Brief:
Exactly reproduce each record listed below.

-- Supplied entries start --

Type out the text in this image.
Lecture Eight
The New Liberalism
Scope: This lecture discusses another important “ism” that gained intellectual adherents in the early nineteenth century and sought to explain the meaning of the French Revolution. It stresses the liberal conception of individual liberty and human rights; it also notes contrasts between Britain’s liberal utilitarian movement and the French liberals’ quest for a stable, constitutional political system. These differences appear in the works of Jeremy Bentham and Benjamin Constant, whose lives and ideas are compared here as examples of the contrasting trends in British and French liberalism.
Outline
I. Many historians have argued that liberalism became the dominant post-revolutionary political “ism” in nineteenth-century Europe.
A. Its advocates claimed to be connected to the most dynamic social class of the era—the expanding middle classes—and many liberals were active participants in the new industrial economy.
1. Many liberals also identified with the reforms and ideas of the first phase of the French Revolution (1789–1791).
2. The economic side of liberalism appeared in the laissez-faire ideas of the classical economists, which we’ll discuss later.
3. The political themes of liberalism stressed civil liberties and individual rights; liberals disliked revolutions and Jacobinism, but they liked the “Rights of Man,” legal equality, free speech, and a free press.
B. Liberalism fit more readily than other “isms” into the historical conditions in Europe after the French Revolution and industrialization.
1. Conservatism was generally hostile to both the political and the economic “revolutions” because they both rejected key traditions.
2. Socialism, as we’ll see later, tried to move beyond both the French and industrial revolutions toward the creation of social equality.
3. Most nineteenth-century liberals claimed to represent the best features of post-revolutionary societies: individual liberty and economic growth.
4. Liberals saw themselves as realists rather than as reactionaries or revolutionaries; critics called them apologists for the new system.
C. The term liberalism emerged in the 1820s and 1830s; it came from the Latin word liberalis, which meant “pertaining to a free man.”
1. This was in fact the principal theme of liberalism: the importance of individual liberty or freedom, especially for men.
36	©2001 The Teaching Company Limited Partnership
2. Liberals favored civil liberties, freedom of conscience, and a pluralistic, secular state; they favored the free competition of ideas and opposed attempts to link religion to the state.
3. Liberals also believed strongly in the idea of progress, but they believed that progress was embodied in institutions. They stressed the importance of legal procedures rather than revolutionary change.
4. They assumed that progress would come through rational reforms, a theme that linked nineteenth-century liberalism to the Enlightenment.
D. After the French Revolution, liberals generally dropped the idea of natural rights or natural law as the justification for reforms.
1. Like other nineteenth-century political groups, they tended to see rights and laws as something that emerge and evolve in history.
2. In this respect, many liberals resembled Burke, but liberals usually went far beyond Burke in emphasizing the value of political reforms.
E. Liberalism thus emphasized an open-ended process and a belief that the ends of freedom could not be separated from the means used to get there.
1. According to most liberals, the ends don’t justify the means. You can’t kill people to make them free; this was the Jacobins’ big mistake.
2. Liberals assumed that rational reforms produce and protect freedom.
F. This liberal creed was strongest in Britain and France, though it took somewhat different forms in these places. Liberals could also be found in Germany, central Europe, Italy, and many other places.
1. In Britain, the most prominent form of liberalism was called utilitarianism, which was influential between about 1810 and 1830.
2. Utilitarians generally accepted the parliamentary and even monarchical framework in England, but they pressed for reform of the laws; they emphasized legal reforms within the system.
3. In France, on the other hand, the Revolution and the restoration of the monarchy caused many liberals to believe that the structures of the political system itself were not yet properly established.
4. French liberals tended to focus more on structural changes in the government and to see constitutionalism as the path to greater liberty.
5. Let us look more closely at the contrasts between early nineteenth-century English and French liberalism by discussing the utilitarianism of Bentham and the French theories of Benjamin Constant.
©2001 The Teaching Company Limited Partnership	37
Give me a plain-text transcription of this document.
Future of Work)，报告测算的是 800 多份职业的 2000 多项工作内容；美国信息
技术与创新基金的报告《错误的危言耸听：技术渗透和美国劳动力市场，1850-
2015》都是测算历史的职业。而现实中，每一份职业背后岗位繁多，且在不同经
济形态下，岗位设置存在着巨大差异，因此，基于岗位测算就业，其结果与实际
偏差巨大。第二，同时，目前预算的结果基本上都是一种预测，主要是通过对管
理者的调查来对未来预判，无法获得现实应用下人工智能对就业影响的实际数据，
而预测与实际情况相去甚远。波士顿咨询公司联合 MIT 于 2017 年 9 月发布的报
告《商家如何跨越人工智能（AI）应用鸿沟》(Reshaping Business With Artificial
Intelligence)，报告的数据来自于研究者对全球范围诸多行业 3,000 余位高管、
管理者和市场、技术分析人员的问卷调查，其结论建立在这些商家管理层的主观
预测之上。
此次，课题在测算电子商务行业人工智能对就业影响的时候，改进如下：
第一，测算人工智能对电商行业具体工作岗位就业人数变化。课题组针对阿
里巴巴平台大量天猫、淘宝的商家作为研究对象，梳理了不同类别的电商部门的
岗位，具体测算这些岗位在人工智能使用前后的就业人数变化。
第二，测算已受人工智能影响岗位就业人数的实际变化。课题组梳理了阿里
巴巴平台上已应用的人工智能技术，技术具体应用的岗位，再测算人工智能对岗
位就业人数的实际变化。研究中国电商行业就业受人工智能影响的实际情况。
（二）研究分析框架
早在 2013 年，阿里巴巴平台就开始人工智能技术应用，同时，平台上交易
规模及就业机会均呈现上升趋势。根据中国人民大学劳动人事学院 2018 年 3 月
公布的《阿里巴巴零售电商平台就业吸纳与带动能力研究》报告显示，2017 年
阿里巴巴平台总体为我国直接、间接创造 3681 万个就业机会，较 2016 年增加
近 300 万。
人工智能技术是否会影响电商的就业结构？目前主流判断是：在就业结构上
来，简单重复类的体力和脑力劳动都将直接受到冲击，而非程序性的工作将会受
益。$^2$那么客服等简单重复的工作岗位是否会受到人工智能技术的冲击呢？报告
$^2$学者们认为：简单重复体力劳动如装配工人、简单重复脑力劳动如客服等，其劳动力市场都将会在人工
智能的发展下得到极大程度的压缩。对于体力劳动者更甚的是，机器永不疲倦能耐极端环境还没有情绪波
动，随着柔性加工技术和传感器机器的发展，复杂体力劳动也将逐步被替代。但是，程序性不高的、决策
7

-- Supplied entries end --

Answer to the exercise:
Type out the text in this image.
Lecture Eight
The New Liberalism
Scope: This lecture discusses another important “ism” that gained intellectual adherents in the early nineteenth century and sought to explain the meaning of the French Revolution. It stresses the liberal conception of individual liberty and human rights; it also notes contrasts between Britain’s liberal utilitarian movement and the French liberals’ quest for a stable, constitutional political system. These differences appear in the works of Jeremy Bentham and Benjamin Constant, whose lives and ideas are compared here as examples of the contrasting trends in British and French liberalism.
Outline
I. Many historians have argued that liberalism became the dominant post-revolutionary political “ism” in nineteenth-century Europe.
A. Its advocates claimed to be connected to the most dynamic social class of the era—the expanding middle classes—and many liberals were active participants in the new industrial economy.
1. Many liberals also identified with the reforms and ideas of the first phase of the French Revolution (1789–1791).
2. The economic side of liberalism appeared in the laissez-faire ideas of the classical economists, which we’ll discuss later.
3. The political themes of liberalism stressed civil liberties and individual rights; liberals disliked revolutions and Jacobinism, but they liked the “Rights of Man,” legal equality, free speech, and a free press.
B. Liberalism fit more readily than other “isms” into the historical conditions in Europe after the French Revolution and industrialization.
1. Conservatism was generally hostile to both the political and the economic “revolutions” because they both rejected key traditions.
2. Socialism, as we’ll see later, tried to move beyond both the French and industrial revolutions toward the creation of social equality.
3. Most nineteenth-century liberals claimed to represent the best features of post-revolutionary societies: individual liberty and economic growth.
4. Liberals saw themselves as realists rather than as reactionaries or revolutionaries; critics called them apologists for the new system.
C. The term liberalism emerged in the 1820s and 1830s; it came from the Latin word liberalis, which meant “pertaining to a free man.”
1. This was in fact the principal theme of liberalism: the importance of individual liberty or freedom, especially for men.
36	©2001 The Teaching Company Limited Partnership
2. Liberals favored civil liberties, freedom of conscience, and a pluralistic, secular state; they favored the free competition of ideas and opposed attempts to link religion to the state.
3. Liberals also believed strongly in the idea of progress, but they believed that progress was embodied in institutions. They stressed the importance of legal procedures rather than revolutionary change.
4. They assumed that progress would come through rational reforms, a theme that linked nineteenth-century liberalism to the Enlightenment.
D. After the French Revolution, liberals generally dropped the idea of natural rights or natural law as the justification for reforms.
1. Like other nineteenth-century political groups, they tended to see rights and laws as something that emerge and evolve in history.
2. In this respect, many liberals resembled Burke, but liberals usually went far beyond Burke in emphasizing the value of political reforms.
E. Liberalism thus emphasized an open-ended process and a belief that the ends of freedom could not be separated from the means used to get there.
1. According to most liberals, the ends don’t justify the means. You can’t kill people to make them free; this was the Jacobins’ big mistake.
2. Liberals assumed that rational reforms produce and protect freedom.
F. This liberal creed was strongest in Britain and France, though it took somewhat different forms in these places. Liberals could also be found in Germany, central Europe, Italy, and many other places.
1. In Britain, the most prominent form of liberalism was called utilitarianism, which was influential between about 1810 and 1830.
2. Utilitarians generally accepted the parliamentary and even monarchical framework in England, but they pressed for reform of the laws; they emphasized legal reforms within the system.
3. In France, on the other hand, the Revolution and the restoration of the monarchy caused many liberals to believe that the structures of the political system itself were not yet properly established.
4. French liberals tended to focus more on structural changes in the government and to see constitutionalism as the path to greater liberty.
5. Let us look more closely at the contrasts between early nineteenth-century English and French liberalism by discussing the utilitarianism of Bentham and the French theories of Benjamin Constant.
©2001 The Teaching Company Limited Partnership	37
Give me a plain-text transcription of this document.
Future of Work)，报告测算的是 800 多份职业的 2000 多项工作内容；美国信息
技术与创新基金的报告《错误的危言耸听：技术渗透和美国劳动力市场，1850-
2015》都是测算历史的职业。而现实中，每一份职业背后岗位繁多，且在不同经
济形态下，岗位设置存在着巨大差异，因此，基于岗位测算就业，其结果与实际
偏差巨大。第二，同时，目前预算的结果基本上都是一种预测，主要是通过对管
理者的调查来对未来预判，无法获得现实应用下人工智能对就业影响的实际数据，
而预测与实际情况相去甚远。波士顿咨询公司联合 MIT 于 2017 年 9 月发布的报
告《商家如何跨越人工智能（AI）应用鸿沟》(Reshaping Business With Artificial
Intelligence)，报告的数据来自于研究者对全球范围诸多行业 3,000 余位高管、
管理者和市场、技术分析人员的问卷调查，其结论建立在这些商家管理层的主观
预测之上。
此次，课题在测算电子商务行业人工智能对就业影响的时候，改进如下：
第一，测算人工智能对电商行业具体工作岗位就业人数变化。课题组针对阿
里巴巴平台大量天猫、淘宝的商家作为研究对象，梳理了不同类别的电商部门的
岗位，具体测算这些岗位在人工智能使用前后的就业人数变化。
第二，测算已受人工智能影响岗位就业人数的实际变化。课题组梳理了阿里
巴巴平台上已应用的人工智能技术，技术具体应用的岗位，再测算人工智能对岗
位就业人数的实际变化。研究中国电商行业就业受人工智能影响的实际情况。
（二）研究分析框架
早在 2013 年，阿里巴巴平台就开始人工智能技术应用，同时，平台上交易
规模及就业机会均呈现上升趋势。根据中国人民大学劳动人事学院 2018 年 3 月
公布的《阿里巴巴零售电商平台就业吸纳与带动能力研究》报告显示，2017 年
阿里巴巴平台总体为我国直接、间接创造 3681 万个就业机会，较 2016 年增加
近 300 万。
人工智能技术是否会影响电商的就业结构？目前主流判断是：在就业结构上
来，简单重复类的体力和脑力劳动都将直接受到冲击，而非程序性的工作将会受
益。$^2$那么客服等简单重复的工作岗位是否会受到人工智能技术的冲击呢？报告
$^2$学者们认为：简单重复体力劳动如装配工人、简单重复脑力劳动如客服等，其劳动力市场都将会在人工
智能的发展下得到极大程度的压缩。对于体力劳动者更甚的是，机器永不疲倦能耐极端环境还没有情绪波
动，随着柔性加工技术和传感器机器的发展，复杂体力劳动也将逐步被替代。但是，程序性不高的、决策
7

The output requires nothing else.